Collected data entries:
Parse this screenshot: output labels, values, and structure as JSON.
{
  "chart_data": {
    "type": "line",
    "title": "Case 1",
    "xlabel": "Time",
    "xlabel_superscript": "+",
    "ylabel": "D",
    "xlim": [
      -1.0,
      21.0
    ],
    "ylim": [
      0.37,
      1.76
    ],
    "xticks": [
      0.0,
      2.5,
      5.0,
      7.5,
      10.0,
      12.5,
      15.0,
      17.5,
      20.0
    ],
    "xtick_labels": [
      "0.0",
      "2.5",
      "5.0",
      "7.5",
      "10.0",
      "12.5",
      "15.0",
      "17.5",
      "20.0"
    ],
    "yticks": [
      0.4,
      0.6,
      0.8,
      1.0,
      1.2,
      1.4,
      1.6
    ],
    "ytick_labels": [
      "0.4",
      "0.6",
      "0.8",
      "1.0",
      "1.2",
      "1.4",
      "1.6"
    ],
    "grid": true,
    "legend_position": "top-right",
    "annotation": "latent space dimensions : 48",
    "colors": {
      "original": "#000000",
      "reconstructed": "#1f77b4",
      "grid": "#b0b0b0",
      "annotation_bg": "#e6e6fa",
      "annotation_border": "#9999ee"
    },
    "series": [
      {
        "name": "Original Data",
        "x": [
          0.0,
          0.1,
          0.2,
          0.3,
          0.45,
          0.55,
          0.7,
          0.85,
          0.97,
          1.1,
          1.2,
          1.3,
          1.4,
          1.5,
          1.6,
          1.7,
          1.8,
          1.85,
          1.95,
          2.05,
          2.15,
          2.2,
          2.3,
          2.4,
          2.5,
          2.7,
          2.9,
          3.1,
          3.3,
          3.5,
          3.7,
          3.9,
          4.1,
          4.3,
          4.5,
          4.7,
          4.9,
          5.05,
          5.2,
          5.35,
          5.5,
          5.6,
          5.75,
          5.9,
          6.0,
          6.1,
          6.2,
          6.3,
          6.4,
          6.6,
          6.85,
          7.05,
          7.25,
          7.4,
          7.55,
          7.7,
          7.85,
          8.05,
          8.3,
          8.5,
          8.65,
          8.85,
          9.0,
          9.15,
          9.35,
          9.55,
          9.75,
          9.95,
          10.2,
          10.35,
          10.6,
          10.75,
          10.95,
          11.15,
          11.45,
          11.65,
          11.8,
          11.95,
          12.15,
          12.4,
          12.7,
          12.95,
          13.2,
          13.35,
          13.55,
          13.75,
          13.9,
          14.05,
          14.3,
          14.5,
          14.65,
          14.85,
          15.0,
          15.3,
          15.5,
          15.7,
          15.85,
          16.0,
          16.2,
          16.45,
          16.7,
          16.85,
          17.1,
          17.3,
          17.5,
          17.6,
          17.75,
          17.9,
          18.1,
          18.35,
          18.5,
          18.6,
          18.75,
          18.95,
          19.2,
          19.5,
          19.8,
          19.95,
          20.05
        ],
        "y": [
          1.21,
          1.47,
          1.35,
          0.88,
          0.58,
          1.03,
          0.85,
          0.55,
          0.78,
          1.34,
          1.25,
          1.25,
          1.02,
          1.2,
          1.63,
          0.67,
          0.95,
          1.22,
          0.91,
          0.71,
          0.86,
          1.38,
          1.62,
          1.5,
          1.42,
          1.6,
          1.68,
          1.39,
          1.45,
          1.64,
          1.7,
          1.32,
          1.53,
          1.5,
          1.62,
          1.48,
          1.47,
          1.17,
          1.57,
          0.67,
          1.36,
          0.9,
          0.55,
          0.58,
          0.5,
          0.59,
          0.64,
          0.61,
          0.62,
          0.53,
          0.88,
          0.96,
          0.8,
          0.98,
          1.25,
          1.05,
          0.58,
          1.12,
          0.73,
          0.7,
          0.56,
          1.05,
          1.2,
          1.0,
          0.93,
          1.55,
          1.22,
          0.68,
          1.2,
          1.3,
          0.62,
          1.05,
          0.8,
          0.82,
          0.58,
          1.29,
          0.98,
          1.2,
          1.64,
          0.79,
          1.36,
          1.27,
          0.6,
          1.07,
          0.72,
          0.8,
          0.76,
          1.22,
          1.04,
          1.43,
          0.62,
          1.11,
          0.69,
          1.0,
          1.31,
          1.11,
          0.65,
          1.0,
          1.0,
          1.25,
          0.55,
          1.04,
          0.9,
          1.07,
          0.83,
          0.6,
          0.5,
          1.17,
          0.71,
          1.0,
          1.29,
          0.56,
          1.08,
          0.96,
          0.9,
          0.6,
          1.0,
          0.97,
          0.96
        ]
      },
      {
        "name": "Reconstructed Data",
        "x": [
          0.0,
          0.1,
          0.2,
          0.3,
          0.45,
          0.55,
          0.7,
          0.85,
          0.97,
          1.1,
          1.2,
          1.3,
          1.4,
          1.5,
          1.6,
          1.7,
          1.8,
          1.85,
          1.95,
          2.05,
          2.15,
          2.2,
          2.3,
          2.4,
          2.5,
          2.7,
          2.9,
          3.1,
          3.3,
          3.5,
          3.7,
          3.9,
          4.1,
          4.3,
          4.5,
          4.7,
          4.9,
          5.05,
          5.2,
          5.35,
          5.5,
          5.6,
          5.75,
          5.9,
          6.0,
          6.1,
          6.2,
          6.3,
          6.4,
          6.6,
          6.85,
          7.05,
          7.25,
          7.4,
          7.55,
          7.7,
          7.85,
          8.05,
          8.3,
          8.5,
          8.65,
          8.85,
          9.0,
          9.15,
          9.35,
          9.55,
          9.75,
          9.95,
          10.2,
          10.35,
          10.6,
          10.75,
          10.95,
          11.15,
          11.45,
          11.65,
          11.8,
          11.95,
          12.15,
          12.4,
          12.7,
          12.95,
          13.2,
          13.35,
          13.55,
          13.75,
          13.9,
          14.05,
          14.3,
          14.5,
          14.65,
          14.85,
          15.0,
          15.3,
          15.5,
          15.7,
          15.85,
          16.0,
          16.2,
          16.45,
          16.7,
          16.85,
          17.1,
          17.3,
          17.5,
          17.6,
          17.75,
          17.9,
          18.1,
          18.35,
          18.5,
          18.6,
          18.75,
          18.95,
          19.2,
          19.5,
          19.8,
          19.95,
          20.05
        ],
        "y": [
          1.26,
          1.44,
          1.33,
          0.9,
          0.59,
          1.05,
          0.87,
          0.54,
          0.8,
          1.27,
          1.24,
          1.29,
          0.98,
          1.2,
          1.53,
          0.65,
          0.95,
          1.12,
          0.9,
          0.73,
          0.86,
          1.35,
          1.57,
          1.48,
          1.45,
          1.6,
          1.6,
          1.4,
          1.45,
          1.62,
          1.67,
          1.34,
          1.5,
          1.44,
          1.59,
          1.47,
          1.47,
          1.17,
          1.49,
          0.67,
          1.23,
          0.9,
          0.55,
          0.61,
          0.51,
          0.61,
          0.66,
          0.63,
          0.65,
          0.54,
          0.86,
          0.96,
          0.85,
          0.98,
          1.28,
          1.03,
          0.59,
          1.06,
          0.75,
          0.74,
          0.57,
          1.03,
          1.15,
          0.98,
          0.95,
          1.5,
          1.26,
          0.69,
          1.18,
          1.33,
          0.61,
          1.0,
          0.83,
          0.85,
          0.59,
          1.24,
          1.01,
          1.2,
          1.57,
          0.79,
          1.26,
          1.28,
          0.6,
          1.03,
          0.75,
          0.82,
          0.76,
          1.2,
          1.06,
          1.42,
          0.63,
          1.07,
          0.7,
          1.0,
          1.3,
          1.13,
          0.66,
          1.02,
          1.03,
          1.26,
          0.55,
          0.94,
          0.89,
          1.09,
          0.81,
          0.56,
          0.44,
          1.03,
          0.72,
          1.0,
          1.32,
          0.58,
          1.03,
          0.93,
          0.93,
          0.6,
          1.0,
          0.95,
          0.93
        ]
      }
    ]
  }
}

Exercise brief: All of the entries above must be quoted exactly.

Output:
Parse this screenshot: output labels, values, and structure as JSON.
{
  "chart_data": {
    "type": "line",
    "title": "Case 1",
    "xlabel": "Time",
    "xlabel_superscript": "+",
    "ylabel": "D",
    "xlim": [
      -1.0,
      21.0
    ],
    "ylim": [
      0.37,
      1.76
    ],
    "xticks": [
      0.0,
      2.5,
      5.0,
      7.5,
      10.0,
      12.5,
      15.0,
      17.5,
      20.0
    ],
    "xtick_labels": [
      "0.0",
      "2.5",
      "5.0",
      "7.5",
      "10.0",
      "12.5",
      "15.0",
      "17.5",
      "20.0"
    ],
    "yticks": [
      0.4,
      0.6,
      0.8,
      1.0,
      1.2,
      1.4,
      1.6
    ],
    "ytick_labels": [
      "0.4",
      "0.6",
      "0.8",
      "1.0",
      "1.2",
      "1.4",
      "1.6"
    ],
    "grid": true,
    "legend_position": "top-right",
    "annotation": "latent space dimensions : 48",
    "colors": {
      "original": "#000000",
      "reconstructed": "#1f77b4",
      "grid": "#b0b0b0",
      "annotation_bg": "#e6e6fa",
      "annotation_border": "#9999ee"
    },
    "series": [
      {
        "name": "Original Data",
        "x": [
          0.0,
          0.1,
          0.2,
          0.3,
          0.45,
          0.55,
          0.7,
          0.85,
          0.97,
          1.1,
          1.2,
          1.3,
          1.4,
          1.5,
          1.6,
          1.7,
          1.8,
          1.85,
          1.95,
          2.05,
          2.15,
          2.2,
          2.3,
          2.4,
          2.5,
          2.7,
          2.9,
          3.1,
          3.3,
          3.5,
          3.7,
          3.9,
          4.1,
          4.3,
          4.5,
          4.7,
          4.9,
          5.05,
          5.2,
          5.35,
          5.5,
          5.6,
          5.75,
          5.9,
          6.0,
          6.1,
          6.2,
          6.3,
          6.4,
          6.6,
          6.85,
          7.05,
          7.25,
          7.4,
          7.55,
          7.7,
          7.85,
          8.05,
          8.3,
          8.5,
          8.65,
          8.85,
          9.0,
          9.15,
          9.35,
          9.55,
          9.75,
          9.95,
          10.2,
          10.35,
          10.6,
          10.75,
          10.95,
          11.15,
          11.45,
          11.65,
          11.8,
          11.95,
          12.15,
          12.4,
          12.7,
          12.95,
          13.2,
          13.35,
          13.55,
          13.75,
          13.9,
          14.05,
          14.3,
          14.5,
          14.65,
          14.85,
          15.0,
          15.3,
          15.5,
          15.7,
          15.85,
          16.0,
          16.2,
          16.45,
          16.7,
          16.85,
          17.1,
          17.3,
          17.5,
          17.6,
          17.75,
          17.9,
          18.1,
          18.35,
          18.5,
          18.6,
          18.75,
          18.95,
          19.2,
          19.5,
          19.8,
          19.95,
          20.05
        ],
        "y": [
          1.21,
          1.47,
          1.35,
          0.88,
          0.58,
          1.03,
          0.85,
          0.55,
          0.78,
          1.34,
          1.25,
          1.25,
          1.02,
          1.2,
          1.63,
          0.67,
          0.95,
          1.22,
          0.91,
          0.71,
          0.86,
          1.38,
          1.62,
          1.5,
          1.42,
          1.6,
          1.68,
          1.39,
          1.45,
          1.64,
          1.7,
          1.32,
          1.53,
          1.5,
          1.62,
          1.48,
          1.47,
          1.17,
          1.57,
          0.67,
          1.36,
          0.9,
          0.55,
          0.58,
          0.5,
          0.59,
          0.64,
          0.61,
          0.62,
          0.53,
          0.88,
          0.96,
          0.8,
          0.98,
          1.25,
          1.05,
          0.58,
          1.12,
          0.73,
          0.7,
          0.56,
          1.05,
          1.2,
          1.0,
          0.93,
          1.55,
          1.22,
          0.68,
          1.2,
          1.3,
          0.62,
          1.05,
          0.8,
          0.82,
          0.58,
          1.29,
          0.98,
          1.2,
          1.64,
          0.79,
          1.36,
          1.27,
          0.6,
          1.07,
          0.72,
          0.8,
          0.76,
          1.22,
          1.04,
          1.43,
          0.62,
          1.11,
          0.69,
          1.0,
          1.31,
          1.11,
          0.65,
          1.0,
          1.0,
          1.25,
          0.55,
          1.04,
          0.9,
          1.07,
          0.83,
          0.6,
          0.5,
          1.17,
          0.71,
          1.0,
          1.29,
          0.56,
          1.08,
          0.96,
          0.9,
          0.6,
          1.0,
          0.97,
          0.96
        ]
      },
      {
        "name": "Reconstructed Data",
        "x": [
          0.0,
          0.1,
          0.2,
          0.3,
          0.45,
          0.55,
          0.7,
          0.85,
          0.97,
          1.1,
          1.2,
          1.3,
          1.4,
          1.5,
          1.6,
          1.7,
          1.8,
          1.85,
          1.95,
          2.05,
          2.15,
          2.2,
          2.3,
          2.4,
          2.5,
          2.7,
          2.9,
          3.1,
          3.3,
          3.5,
          3.7,
          3.9,
          4.1,
          4.3,
          4.5,
          4.7,
          4.9,
          5.05,
          5.2,
          5.35,
          5.5,
          5.6,
          5.75,
          5.9,
          6.0,
          6.1,
          6.2,
          6.3,
          6.4,
          6.6,
          6.85,
          7.05,
          7.25,
          7.4,
          7.55,
          7.7,
          7.85,
          8.05,
          8.3,
          8.5,
          8.65,
          8.85,
          9.0,
          9.15,
          9.35,
          9.55,
          9.75,
          9.95,
          10.2,
          10.35,
          10.6,
          10.75,
          10.95,
          11.15,
          11.45,
          11.65,
          11.8,
          11.95,
          12.15,
          12.4,
          12.7,
          12.95,
          13.2,
          13.35,
          13.55,
          13.75,
          13.9,
          14.05,
          14.3,
          14.5,
          14.65,
          14.85,
          15.0,
          15.3,
          15.5,
          15.7,
          15.85,
          16.0,
          16.2,
          16.45,
          16.7,
          16.85,
          17.1,
          17.3,
          17.5,
          17.6,
          17.75,
          17.9,
          18.1,
          18.35,
          18.5,
          18.6,
          18.75,
          18.95,
          19.2,
          19.5,
          19.8,
          19.95,
          20.05
        ],
        "y": [
          1.26,
          1.44,
          1.33,
          0.9,
          0.59,
          1.05,
          0.87,
          0.54,
          0.8,
          1.27,
          1.24,
          1.29,
          0.98,
          1.2,
          1.53,
          0.65,
          0.95,
          1.12,
          0.9,
          0.73,
          0.86,
          1.35,
          1.57,
          1.48,
          1.45,
          1.6,
          1.6,
          1.4,
          1.45,
          1.62,
          1.67,
          1.34,
          1.5,
          1.44,
          1.59,
          1.47,
          1.47,
          1.17,
          1.49,
          0.67,
          1.23,
          0.9,
          0.55,
          0.61,
          0.51,
          0.61,
          0.66,
          0.63,
          0.65,
          0.54,
          0.86,
          0.96,
          0.85,
          0.98,
          1.28,
          1.03,
          0.59,
          1.06,
          0.75,
          0.74,
          0.57,
          1.03,
          1.15,
          0.98,
          0.95,
          1.5,
          1.26,
          0.69,
          1.18,
          1.33,
          0.61,
          1.0,
          0.83,
          0.85,
          0.59,
          1.24,
          1.01,
          1.2,
          1.57,
          0.79,
          1.26,
          1.28,
          0.6,
          1.03,
          0.75,
          0.82,
          0.76,
          1.2,
          1.06,
          1.42,
          0.63,
          1.07,
          0.7,
          1.0,
          1.3,
          1.13,
          0.66,
          1.02,
          1.03,
          1.26,
          0.55,
          0.94,
          0.89,
          1.09,
          0.81,
          0.56,
          0.44,
          1.03,
          0.72,
          1.0,
          1.32,
          0.58,
          1.03,
          0.93,
          0.93,
          0.6,
          1.0,
          0.95,
          0.93
        ]
      }
    ]
  }
}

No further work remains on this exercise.